Copy all of the data below line for line, leaving out any pictures.

_Exercise inputs_.
— start —
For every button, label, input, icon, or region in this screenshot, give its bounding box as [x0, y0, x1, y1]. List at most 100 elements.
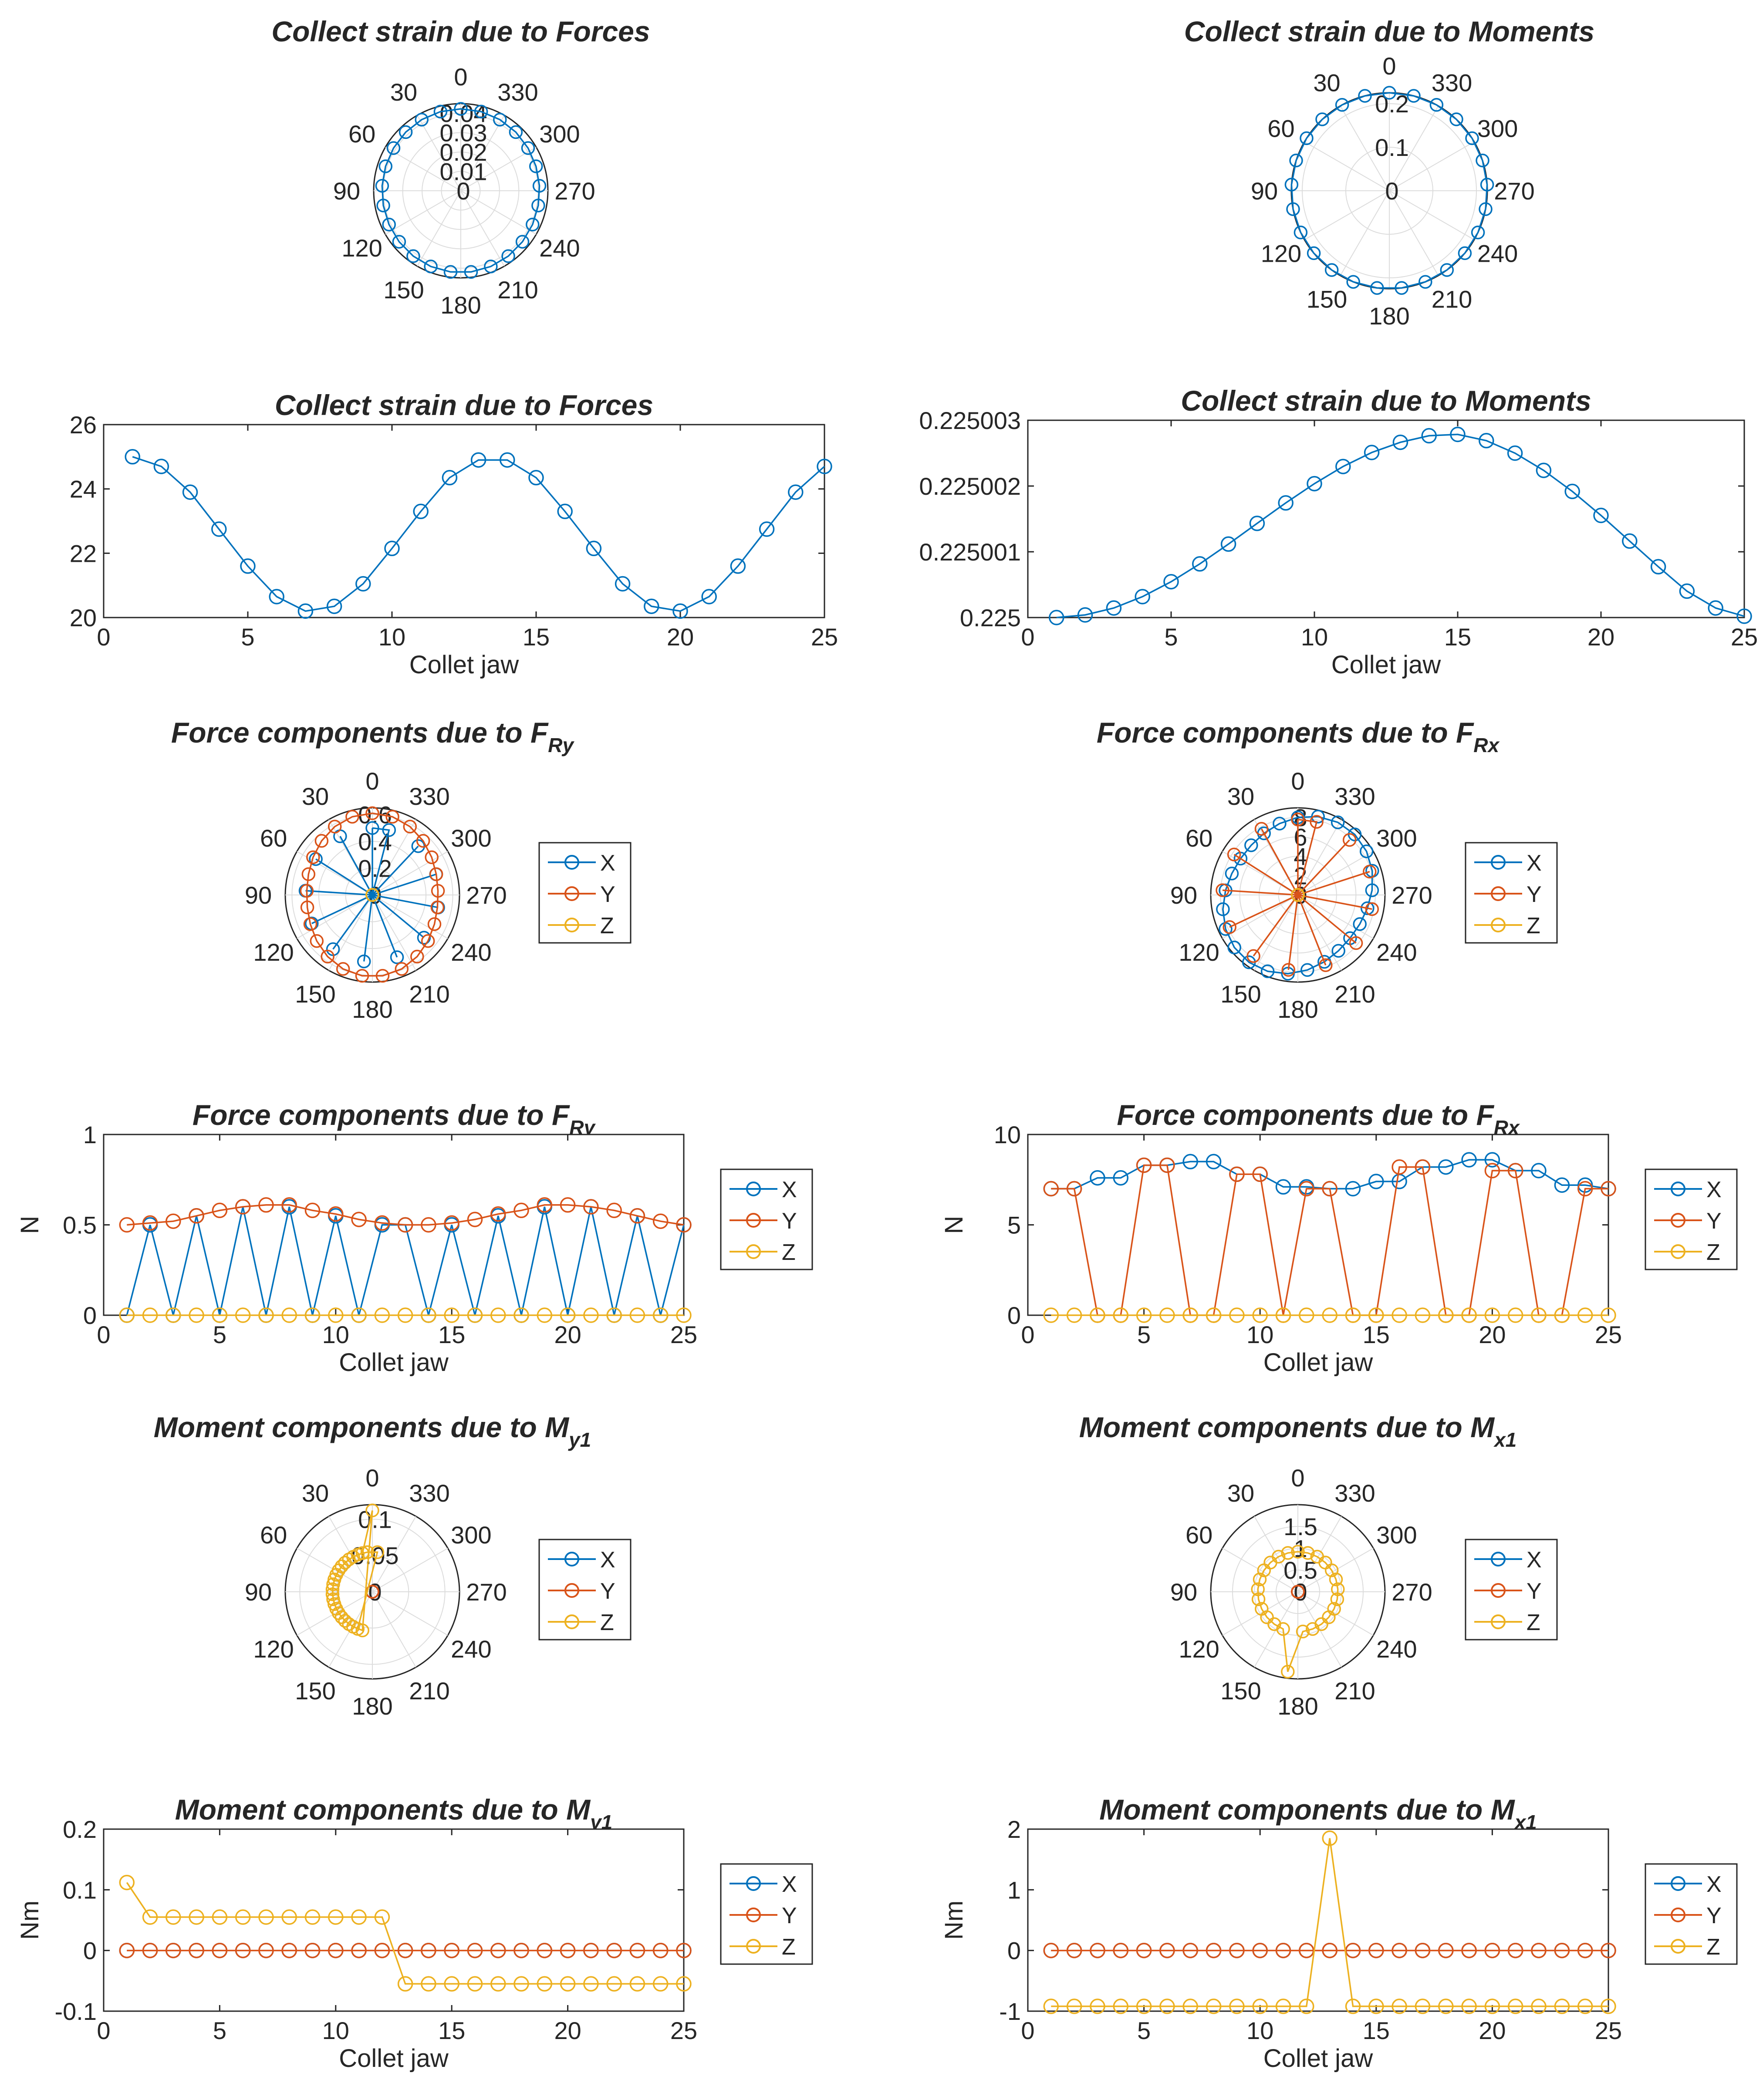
x-tick-label: 15 [1363, 2017, 1390, 2044]
series-line [381, 108, 540, 273]
data-point [1391, 1999, 1407, 2014]
theta-tick-label: 300 [539, 120, 580, 148]
polar-spoke [1340, 190, 1390, 276]
data-point [1113, 1170, 1129, 1186]
data-point [1182, 1154, 1198, 1170]
data-point [1593, 507, 1609, 523]
data-point [351, 1909, 367, 1925]
data-point [1192, 556, 1208, 572]
x-tick-label: 5 [213, 2017, 226, 2044]
y-tick-label: 0 [83, 1302, 97, 1329]
series-x [1216, 810, 1379, 981]
data-point [606, 1202, 622, 1219]
data-point [1391, 1942, 1407, 1958]
data-point [1229, 1166, 1245, 1182]
data-point [1458, 246, 1472, 260]
data-point [1220, 536, 1236, 552]
theta-tick-label: 0 [1382, 52, 1396, 80]
data-point [415, 112, 429, 127]
x-tick-label: 0 [1021, 623, 1034, 651]
data-point [403, 820, 417, 834]
data-point [1536, 463, 1552, 478]
data-point [325, 1582, 340, 1596]
r-tick-label: 1.5 [1283, 1513, 1317, 1540]
data-point [1159, 1157, 1175, 1173]
data-point [1395, 281, 1408, 295]
data-point [1310, 815, 1324, 829]
data-point [1349, 936, 1363, 950]
chart-title-main: Moment components due to M [1079, 1411, 1495, 1443]
data-point [1299, 1999, 1314, 2014]
theta-tick-label: 330 [1432, 69, 1472, 96]
theta-tick-label: 150 [1307, 286, 1347, 313]
data-point [375, 179, 389, 193]
data-point [360, 1545, 375, 1559]
data-point [467, 1942, 483, 1958]
x-tick-label: 15 [438, 1321, 465, 1348]
legend-marker [564, 886, 579, 901]
data-point [1249, 516, 1265, 531]
data-point [1251, 1592, 1266, 1606]
theta-tick-label: 210 [497, 276, 538, 304]
theta-tick-label: 330 [1334, 783, 1375, 810]
theta-tick-label: 30 [302, 1479, 329, 1507]
data-point [1415, 1307, 1431, 1323]
data-point [474, 105, 488, 119]
y-axis-label: N [16, 1216, 44, 1234]
data-point [537, 1307, 553, 1323]
y-axis-label: N [940, 1216, 968, 1234]
polar-spoke [328, 895, 373, 971]
data-point [1223, 920, 1236, 934]
data-point [1554, 1177, 1570, 1193]
legend-label: X [600, 1547, 615, 1573]
legend-marker [1671, 1876, 1685, 1891]
data-point [374, 1215, 390, 1231]
theta-tick-label: 60 [1267, 115, 1294, 142]
theta-tick-label: 300 [1376, 824, 1417, 852]
data-point [493, 112, 507, 127]
y-tick-label: 0 [83, 1937, 97, 1965]
data-point [1301, 1546, 1315, 1560]
x-tick-label: 0 [97, 623, 110, 651]
legend-item-x: X [548, 1547, 615, 1573]
series-line [132, 456, 825, 612]
data-point [125, 449, 140, 465]
data-point [1281, 1546, 1295, 1560]
polar-chart-4: Force components due to FRy 0 30 60 90 120150… [171, 716, 632, 1023]
chart-title-main: Collect strain due to Moments [1184, 15, 1594, 47]
data-point [1358, 89, 1372, 103]
data-point [526, 217, 540, 232]
legend-item-y: Y [730, 1903, 797, 1928]
theta-tick-label: 330 [1334, 1479, 1375, 1507]
data-point [1260, 964, 1275, 979]
data-point [490, 1942, 506, 1958]
data-point [490, 1976, 506, 1992]
r-tick-label: 0.1 [358, 1506, 392, 1533]
data-point [470, 452, 486, 468]
data-point [1331, 1582, 1345, 1596]
data-point [1322, 1307, 1337, 1323]
series-line [1056, 433, 1745, 618]
series-line [1290, 92, 1488, 289]
data-point [1554, 1307, 1570, 1323]
data-point [1324, 263, 1339, 277]
data-point [342, 1553, 356, 1567]
data-point [537, 1942, 553, 1958]
data-point [1353, 917, 1367, 931]
x-tick-label: 10 [1246, 1321, 1273, 1348]
data-point [1252, 1307, 1268, 1323]
data-point [1736, 608, 1752, 624]
data-point [1275, 1179, 1291, 1195]
data-point [1438, 1999, 1454, 2014]
data-point [1043, 1942, 1059, 1958]
data-point [817, 459, 832, 474]
data-point [346, 1620, 360, 1634]
legend-marker [1491, 1614, 1506, 1629]
data-point [676, 1942, 692, 1958]
data-point [431, 884, 445, 898]
chart-title: Moment components due to Mx1 [1099, 1793, 1537, 1833]
y-axis-label: Nm [940, 1901, 968, 1940]
data-point [1415, 1942, 1431, 1958]
x-tick-label: 5 [1164, 623, 1178, 651]
data-point [560, 1942, 576, 1958]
— end —
_Right answer_.
For every button, label, input, icon, or region in this screenshot, give its bounding box as [x0, y0, x1, y1]. List at most 100 elements.
x-tick-label: 15 [1363, 2017, 1390, 2044]
series-line [381, 108, 540, 273]
data-point [1391, 1999, 1407, 2014]
theta-tick-label: 300 [539, 120, 580, 148]
polar-spoke [1340, 190, 1390, 276]
data-point [1113, 1170, 1129, 1186]
data-point [1182, 1154, 1198, 1170]
data-point [1593, 507, 1609, 523]
data-point [351, 1909, 367, 1925]
data-point [1192, 556, 1208, 572]
x-tick-label: 5 [213, 2017, 226, 2044]
y-tick-label: 0 [83, 1302, 97, 1329]
series-x [1216, 810, 1379, 981]
data-point [606, 1202, 622, 1219]
data-point [1391, 1942, 1407, 1958]
data-point [1229, 1166, 1245, 1182]
data-point [1458, 246, 1472, 260]
data-point [1220, 536, 1236, 552]
theta-tick-label: 0 [1382, 52, 1396, 80]
data-point [415, 112, 429, 127]
x-tick-label: 0 [1021, 623, 1034, 651]
data-point [403, 820, 417, 834]
data-point [1536, 463, 1552, 478]
data-point [325, 1582, 340, 1596]
r-tick-label: 1.5 [1283, 1513, 1317, 1540]
data-point [1159, 1157, 1175, 1173]
data-point [1395, 281, 1408, 295]
data-point [1310, 815, 1324, 829]
data-point [1349, 936, 1363, 950]
chart-title-main: Moment components due to M [1079, 1411, 1495, 1443]
data-point [1299, 1999, 1314, 2014]
theta-tick-label: 330 [1432, 69, 1472, 96]
theta-tick-label: 150 [1307, 286, 1347, 313]
data-point [375, 179, 389, 193]
data-point [360, 1545, 375, 1559]
data-point [467, 1942, 483, 1958]
x-tick-label: 15 [438, 1321, 465, 1348]
legend-marker [564, 886, 579, 901]
data-point [1249, 516, 1265, 531]
data-point [1251, 1592, 1266, 1606]
theta-tick-label: 210 [497, 276, 538, 304]
theta-tick-label: 330 [1334, 783, 1375, 810]
theta-tick-label: 30 [302, 1479, 329, 1507]
data-point [1415, 1307, 1431, 1323]
data-point [474, 105, 488, 119]
y-axis-label: N [16, 1216, 44, 1234]
data-point [537, 1307, 553, 1323]
y-axis-label: N [940, 1216, 968, 1234]
polar-spoke [328, 895, 373, 971]
data-point [1223, 920, 1236, 934]
data-point [1554, 1177, 1570, 1193]
legend-label: X [600, 1547, 615, 1573]
legend-marker [1671, 1876, 1685, 1891]
data-point [374, 1215, 390, 1231]
theta-tick-label: 60 [1267, 115, 1294, 142]
theta-tick-label: 300 [1376, 824, 1417, 852]
data-point [493, 112, 507, 127]
y-tick-label: 0 [83, 1937, 97, 1965]
data-point [1301, 1546, 1315, 1560]
x-tick-label: 0 [97, 623, 110, 651]
legend-item-x: X [548, 1547, 615, 1573]
series-line [132, 456, 825, 612]
data-point [125, 449, 140, 465]
data-point [1281, 1546, 1295, 1560]
polar-chart-4: Force components due to FRy 0 30 60 90 120150… [171, 716, 632, 1023]
chart-title-main: Collect strain due to Moments [1184, 15, 1594, 47]
data-point [1358, 89, 1372, 103]
data-point [526, 217, 540, 232]
legend-item-y: Y [730, 1903, 797, 1928]
theta-tick-label: 330 [1334, 1479, 1375, 1507]
data-point [1260, 964, 1275, 979]
data-point [490, 1942, 506, 1958]
data-point [490, 1976, 506, 1992]
r-tick-label: 0.1 [358, 1506, 392, 1533]
data-point [470, 452, 486, 468]
data-point [1331, 1582, 1345, 1596]
data-point [1322, 1307, 1337, 1323]
series-line [1056, 433, 1745, 618]
series-line [1290, 92, 1488, 289]
data-point [1554, 1307, 1570, 1323]
data-point [1324, 263, 1339, 277]
data-point [342, 1553, 356, 1567]
data-point [537, 1942, 553, 1958]
data-point [1353, 917, 1367, 931]
x-tick-label: 10 [1246, 1321, 1273, 1348]
data-point [1252, 1307, 1268, 1323]
data-point [1736, 608, 1752, 624]
data-point [1275, 1179, 1291, 1195]
data-point [1438, 1999, 1454, 2014]
data-point [1043, 1942, 1059, 1958]
data-point [817, 459, 832, 474]
data-point [346, 1620, 360, 1634]
legend-marker [1491, 1614, 1506, 1629]
data-point [676, 1942, 692, 1958]
data-point [431, 884, 445, 898]
chart-title: Moment components due to Mx1 [1099, 1793, 1537, 1833]
y-axis-label: Nm [940, 1901, 968, 1940]
data-point [1415, 1942, 1431, 1958]
x-tick-label: 5 [1164, 623, 1178, 651]
data-point [560, 1942, 576, 1958]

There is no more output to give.